- _REQUIRED WORK_: Repeat every entry word for word, skipping the pictures.

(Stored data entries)
--- BEGIN ---

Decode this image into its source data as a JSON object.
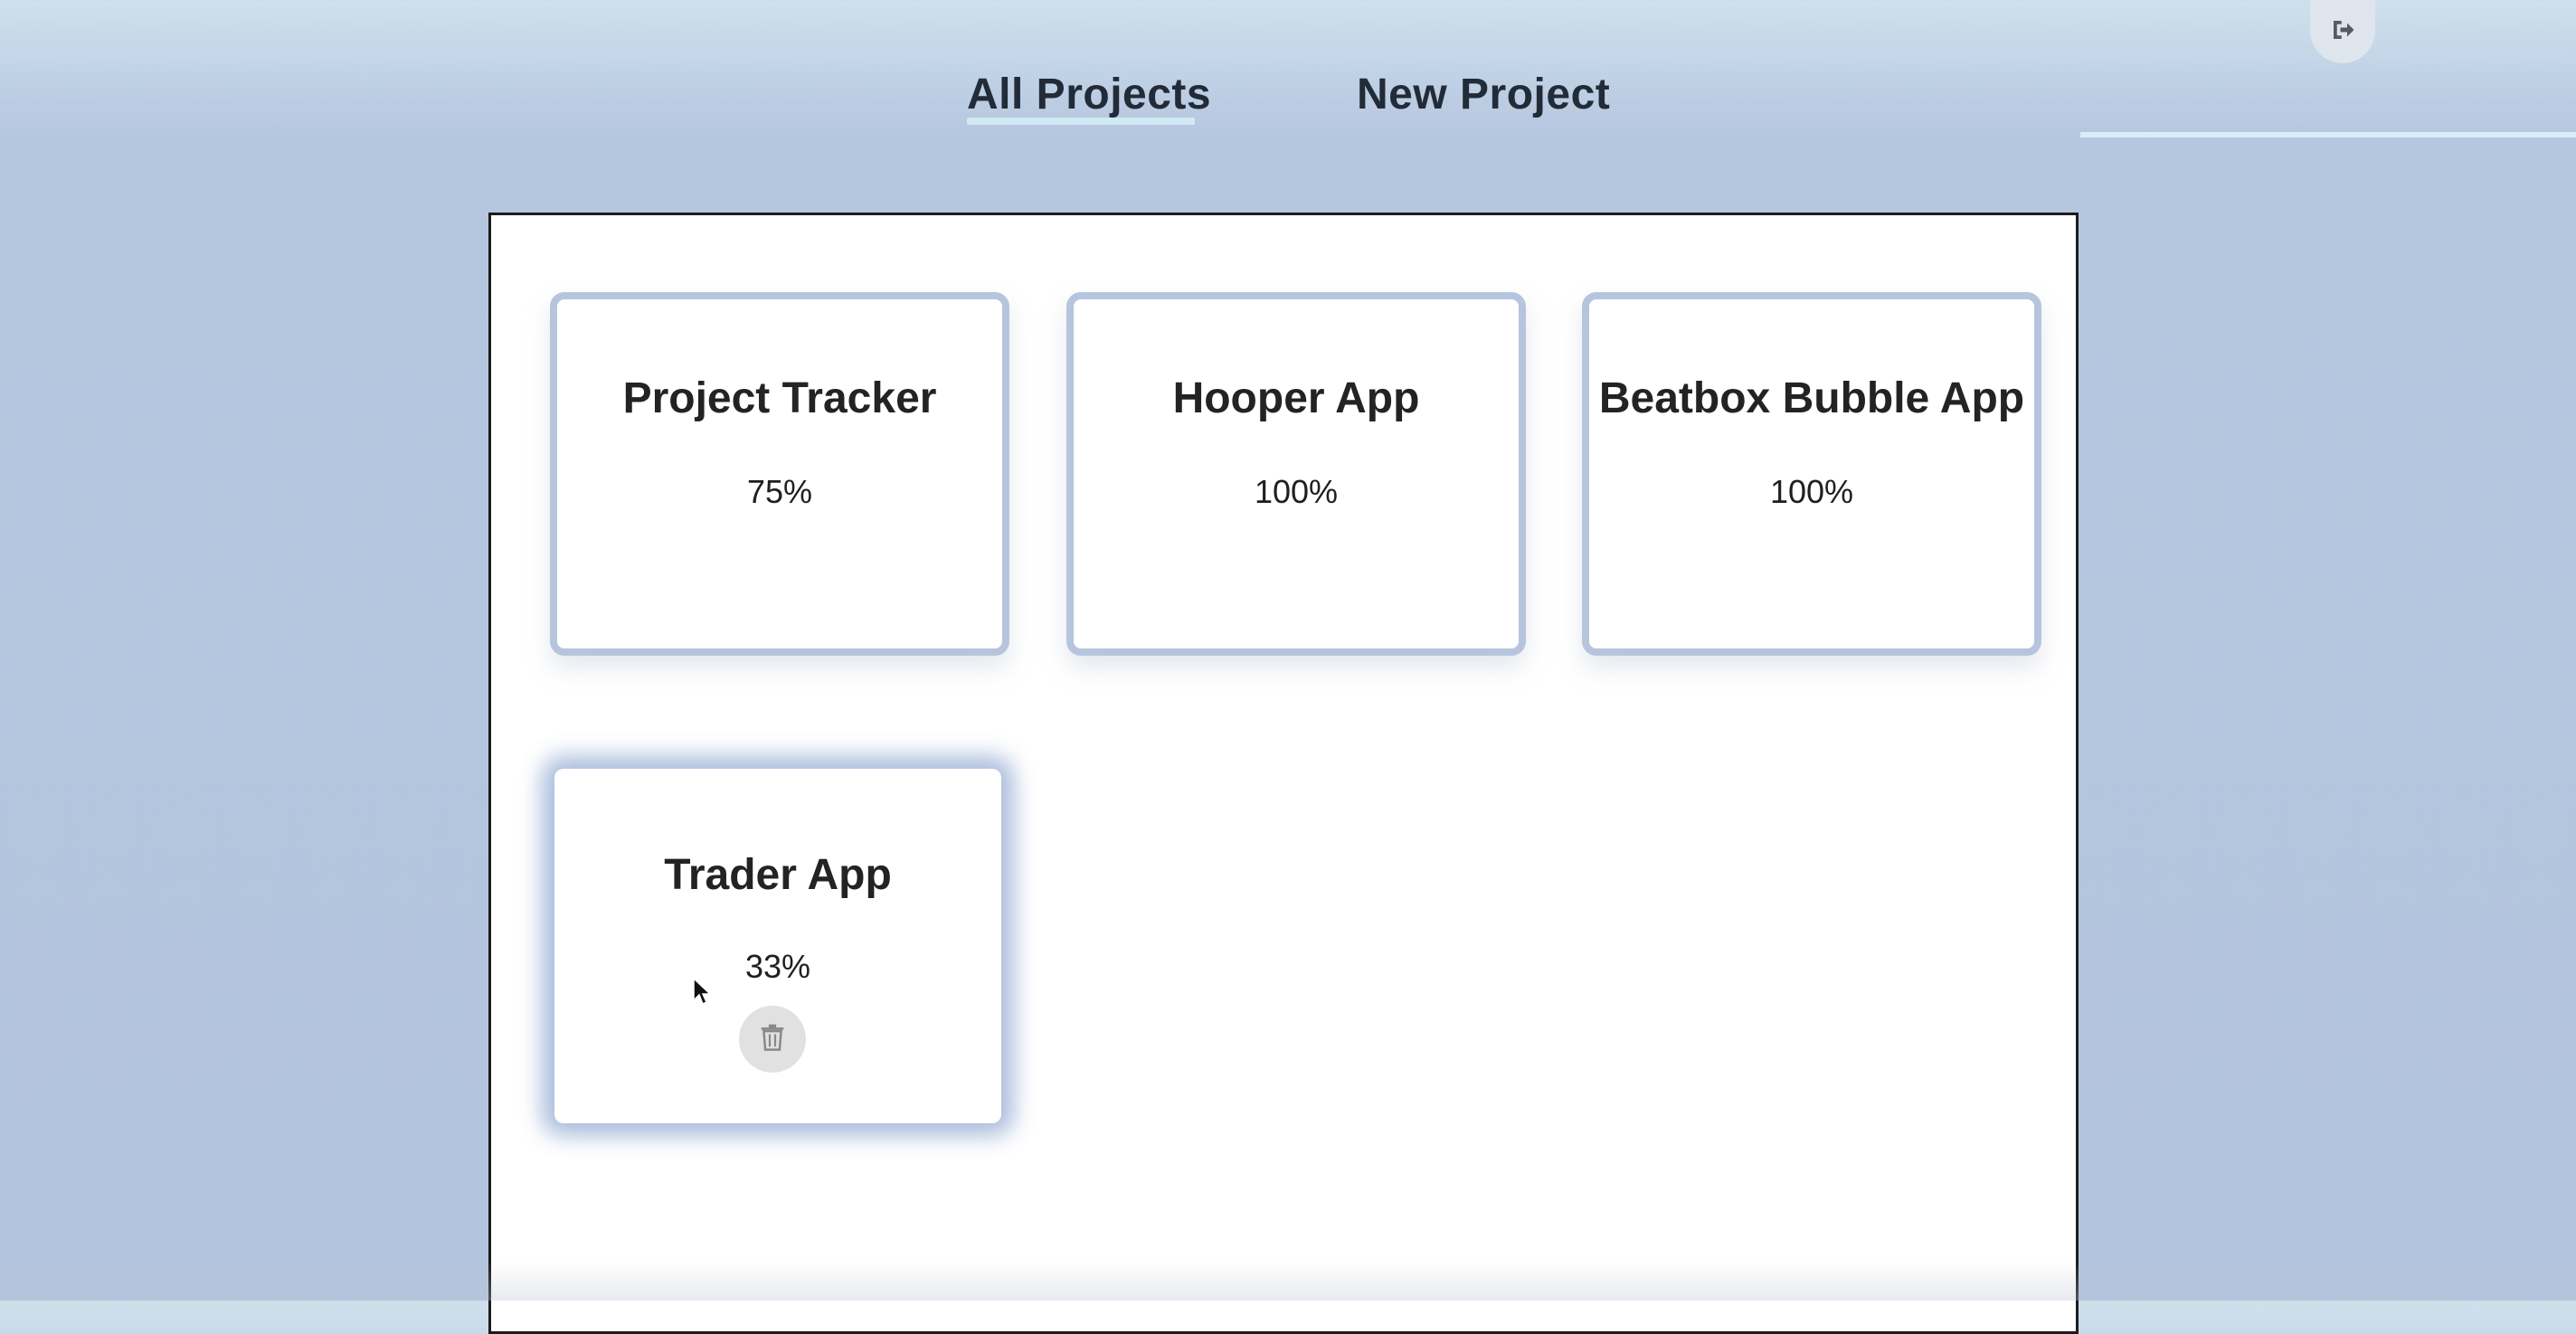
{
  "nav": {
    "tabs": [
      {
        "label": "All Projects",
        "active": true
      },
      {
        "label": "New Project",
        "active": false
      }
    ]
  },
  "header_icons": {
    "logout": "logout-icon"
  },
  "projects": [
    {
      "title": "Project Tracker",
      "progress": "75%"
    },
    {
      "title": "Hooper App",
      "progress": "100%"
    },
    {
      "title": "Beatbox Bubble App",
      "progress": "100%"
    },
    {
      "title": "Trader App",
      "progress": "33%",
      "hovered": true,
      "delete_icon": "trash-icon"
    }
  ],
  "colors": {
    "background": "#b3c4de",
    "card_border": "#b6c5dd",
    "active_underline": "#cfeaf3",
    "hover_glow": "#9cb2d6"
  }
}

--- END ---

- _FULL OUTPUT_:
Decode this image into its source data as a JSON object.
{
  "nav": {
    "tabs": [
      {
        "label": "All Projects",
        "active": true
      },
      {
        "label": "New Project",
        "active": false
      }
    ]
  },
  "header_icons": {
    "logout": "logout-icon"
  },
  "projects": [
    {
      "title": "Project Tracker",
      "progress": "75%"
    },
    {
      "title": "Hooper App",
      "progress": "100%"
    },
    {
      "title": "Beatbox Bubble App",
      "progress": "100%"
    },
    {
      "title": "Trader App",
      "progress": "33%",
      "hovered": true,
      "delete_icon": "trash-icon"
    }
  ],
  "colors": {
    "background": "#b3c4de",
    "card_border": "#b6c5dd",
    "active_underline": "#cfeaf3",
    "hover_glow": "#9cb2d6"
  }
}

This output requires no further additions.